You may be chuckled to know how many people made the burial of Karl Marx who was flung from one apartment or the other in London on account of inability to pay his rents. Or the classical musical expert, Wolfgang Amadeus Mozart, who was too indebted when he died and had to be buried in a pauper’s grave.

Have we asked why one of the most accomplished founding fathers of the US, Thomas Jefferson, its third President and pioneer Secretary of State, opted for his servants to bear his casket in a simple burial ceremony rather than a glamorous state burial laced with gun salute and parades? Or why Charles de Gaulle, the renowned father of modern France chose a quiet burial in his village, Colombey rather than the glamour of the famous Paris Cathedral and the Pantheon?

Why did Winston Churchill, one of Britain’s most accomplished Prime Ministers and the Allied Commander, Field Marshall Bernard Law Montgomery shunned burial at the prestigious Westminster Abbey and opted to be laid quietly to rest in their respective villages of Bladon and Binsted?

We need to appreciate that sometimes these issues are not as simplistic and beyond what Guy Burger, a South African Communications scholar calls the bubble gum. The import of all these is that how Ola Oni or these eminent personalities were interred has little to do with their eminence.

We can sit down on hindsight to appraise the role of the students union in their hey days and also the Academic Staff Union of Universities (ASUU) but how many of us remember that the radical movement used to see these groups as “bourgeois” which its leading cadres must relate with a long spoon. To buttress this, I will end this piece with a recall of my birth into the revolutionary movement at Ife from an earlier tribute on Dapo Olorunyomi at 60 titled, “Toast to Dapsy, Our Grandmaster @60” now published in a book titled, Testimony To Courage: Essays In Honour of Dapo Olorunyomi, edited by Chido Onumah and Frederick Adetiba.

“The period of our enlistment coincided with a raging debate amongst members of the movement on whether its frontline cadres should actively intervene in the Students’ Union which many had hitherto considered “bourgeois”. There was also the fear of exposing the movement’s leading cadres to potential backlash that may ultimately ossify its growth.

“Incidentally the same debate was also taking place amongst members of the Ife Collective about this time on its relationship with the then newly formed Academic Staff Union of Universities (ASUU) which was equally perceived as “bourgeois”. ASUU had arisen from the ashes of the National Association of University Teachers (NAUT) perceived as too conservative. Sometimes these debates and disagreements on theory and praxis become very heated leading to factional groupings.

————————

- [The task]:
In the text on burials and the radical movement, from what earlier body did ASUU arise?

Saved entries:
————————

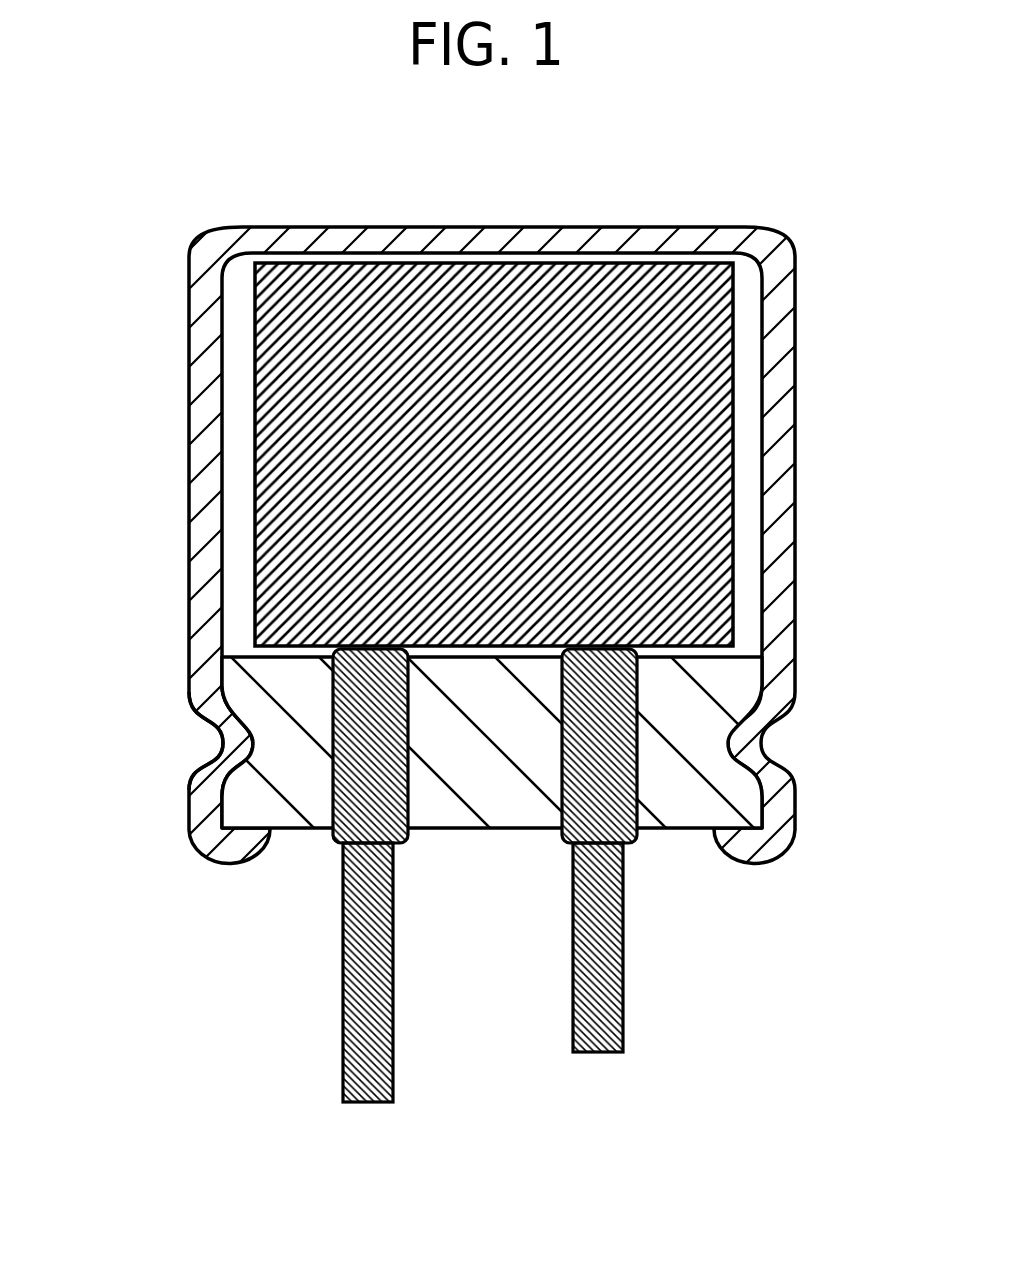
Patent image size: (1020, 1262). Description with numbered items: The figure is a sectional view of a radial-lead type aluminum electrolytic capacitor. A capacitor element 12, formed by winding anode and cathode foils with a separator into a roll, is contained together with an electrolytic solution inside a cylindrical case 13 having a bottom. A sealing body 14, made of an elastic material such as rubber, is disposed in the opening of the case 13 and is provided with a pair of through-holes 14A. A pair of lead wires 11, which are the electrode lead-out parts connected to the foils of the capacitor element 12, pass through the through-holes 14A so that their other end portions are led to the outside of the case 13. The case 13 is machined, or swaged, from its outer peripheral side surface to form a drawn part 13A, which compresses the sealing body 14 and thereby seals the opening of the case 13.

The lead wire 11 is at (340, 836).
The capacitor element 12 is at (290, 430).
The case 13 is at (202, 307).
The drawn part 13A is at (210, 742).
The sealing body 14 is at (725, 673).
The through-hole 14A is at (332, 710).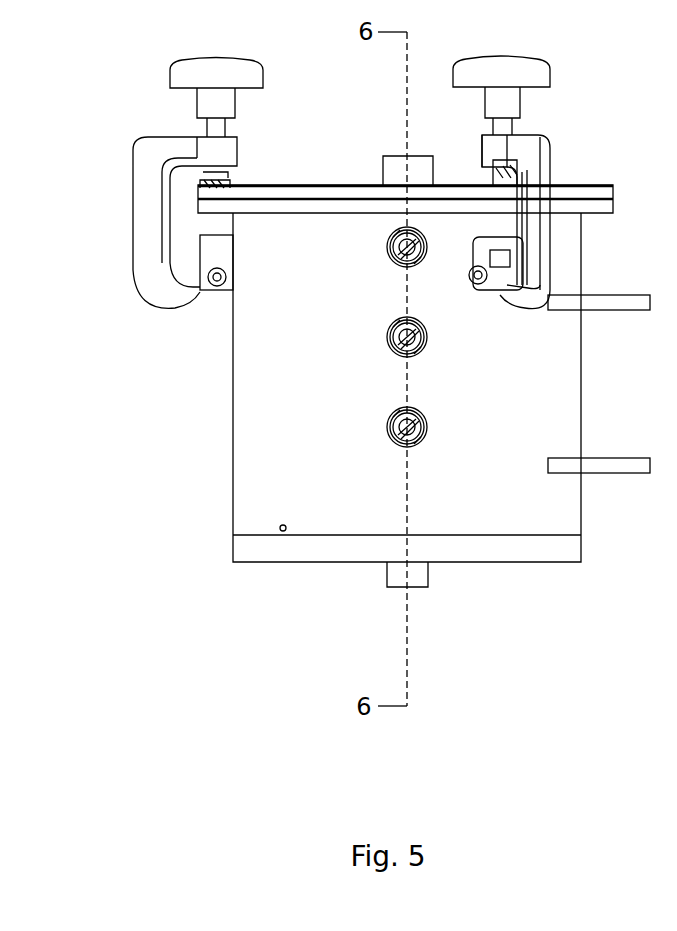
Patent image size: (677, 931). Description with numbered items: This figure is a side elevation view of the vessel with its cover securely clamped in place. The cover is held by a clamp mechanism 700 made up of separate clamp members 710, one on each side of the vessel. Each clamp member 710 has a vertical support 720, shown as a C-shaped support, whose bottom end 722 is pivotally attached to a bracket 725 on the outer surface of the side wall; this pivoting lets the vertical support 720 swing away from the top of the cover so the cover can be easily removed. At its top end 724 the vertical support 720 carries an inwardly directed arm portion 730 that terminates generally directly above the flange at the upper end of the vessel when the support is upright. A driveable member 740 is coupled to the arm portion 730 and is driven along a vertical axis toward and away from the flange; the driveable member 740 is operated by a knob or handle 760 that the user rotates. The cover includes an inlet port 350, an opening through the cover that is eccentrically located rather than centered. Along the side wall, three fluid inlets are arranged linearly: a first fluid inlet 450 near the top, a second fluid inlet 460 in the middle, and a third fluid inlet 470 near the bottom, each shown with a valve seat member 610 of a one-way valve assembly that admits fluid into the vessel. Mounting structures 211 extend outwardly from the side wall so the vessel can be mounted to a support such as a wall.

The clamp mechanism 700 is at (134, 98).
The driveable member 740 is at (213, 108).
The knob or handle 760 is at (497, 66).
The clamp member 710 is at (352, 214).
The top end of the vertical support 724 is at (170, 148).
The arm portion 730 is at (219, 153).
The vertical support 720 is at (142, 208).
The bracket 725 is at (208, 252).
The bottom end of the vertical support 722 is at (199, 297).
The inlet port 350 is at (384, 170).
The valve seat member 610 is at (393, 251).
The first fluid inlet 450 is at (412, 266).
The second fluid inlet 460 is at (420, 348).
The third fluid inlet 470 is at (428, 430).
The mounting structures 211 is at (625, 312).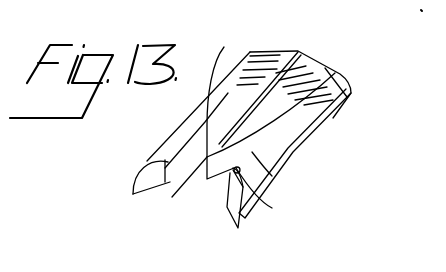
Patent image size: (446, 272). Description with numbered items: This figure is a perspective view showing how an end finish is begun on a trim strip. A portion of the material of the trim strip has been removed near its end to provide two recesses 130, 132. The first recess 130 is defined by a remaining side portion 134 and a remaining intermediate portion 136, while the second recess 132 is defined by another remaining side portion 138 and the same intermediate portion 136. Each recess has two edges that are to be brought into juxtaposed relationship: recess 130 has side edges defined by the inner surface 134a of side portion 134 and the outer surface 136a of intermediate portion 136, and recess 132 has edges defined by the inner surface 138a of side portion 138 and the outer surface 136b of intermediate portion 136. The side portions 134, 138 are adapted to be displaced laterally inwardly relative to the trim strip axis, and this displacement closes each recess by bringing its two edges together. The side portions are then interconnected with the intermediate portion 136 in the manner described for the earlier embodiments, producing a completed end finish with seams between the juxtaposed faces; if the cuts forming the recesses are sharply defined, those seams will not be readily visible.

————————

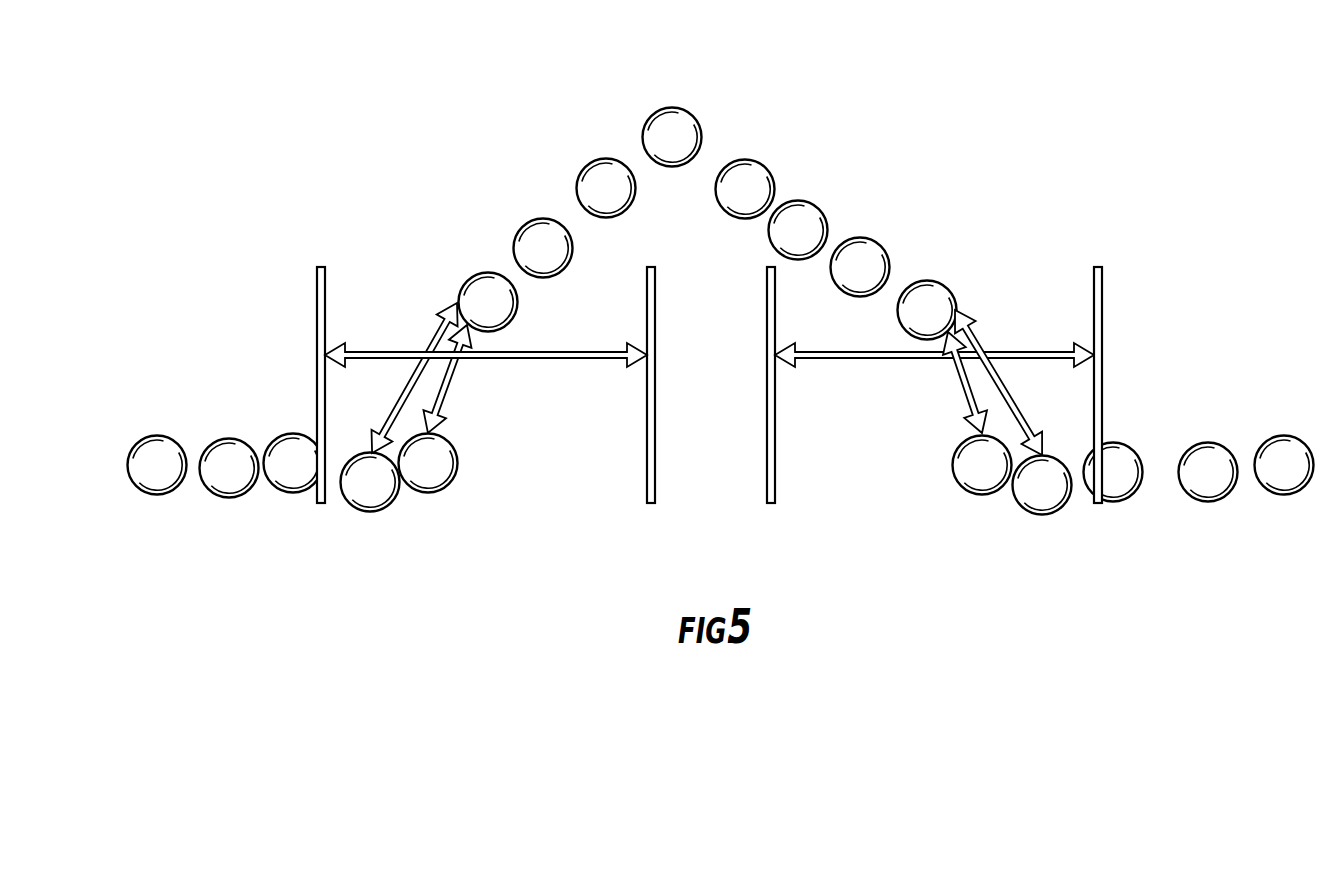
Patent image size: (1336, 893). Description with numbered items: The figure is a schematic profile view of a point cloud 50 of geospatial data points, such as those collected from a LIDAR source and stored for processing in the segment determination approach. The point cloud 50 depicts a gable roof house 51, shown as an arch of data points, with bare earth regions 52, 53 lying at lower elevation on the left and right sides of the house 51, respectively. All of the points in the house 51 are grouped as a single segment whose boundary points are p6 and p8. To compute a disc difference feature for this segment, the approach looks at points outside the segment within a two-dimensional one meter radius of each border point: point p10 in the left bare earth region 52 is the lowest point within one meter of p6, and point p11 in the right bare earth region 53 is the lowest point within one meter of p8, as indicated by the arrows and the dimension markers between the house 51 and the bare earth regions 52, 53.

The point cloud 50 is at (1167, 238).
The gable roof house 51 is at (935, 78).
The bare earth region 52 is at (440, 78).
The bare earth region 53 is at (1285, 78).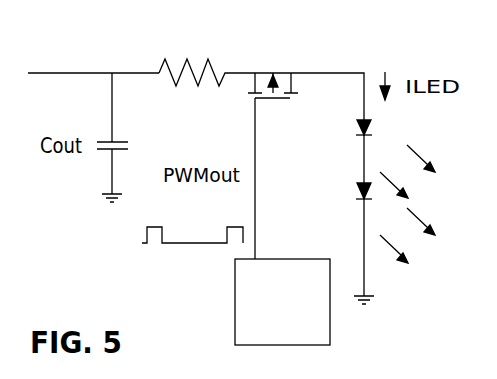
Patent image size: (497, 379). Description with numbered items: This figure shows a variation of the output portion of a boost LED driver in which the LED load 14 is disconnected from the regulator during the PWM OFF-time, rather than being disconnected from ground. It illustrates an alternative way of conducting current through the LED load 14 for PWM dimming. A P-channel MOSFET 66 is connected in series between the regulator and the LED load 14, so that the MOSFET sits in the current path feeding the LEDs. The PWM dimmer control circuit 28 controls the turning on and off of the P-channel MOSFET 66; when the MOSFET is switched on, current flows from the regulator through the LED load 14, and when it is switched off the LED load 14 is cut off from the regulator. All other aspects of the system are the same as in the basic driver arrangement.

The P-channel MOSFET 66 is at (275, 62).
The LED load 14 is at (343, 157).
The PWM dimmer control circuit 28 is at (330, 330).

————————

- [Response]:
The National Association of University Teachers (NAUT).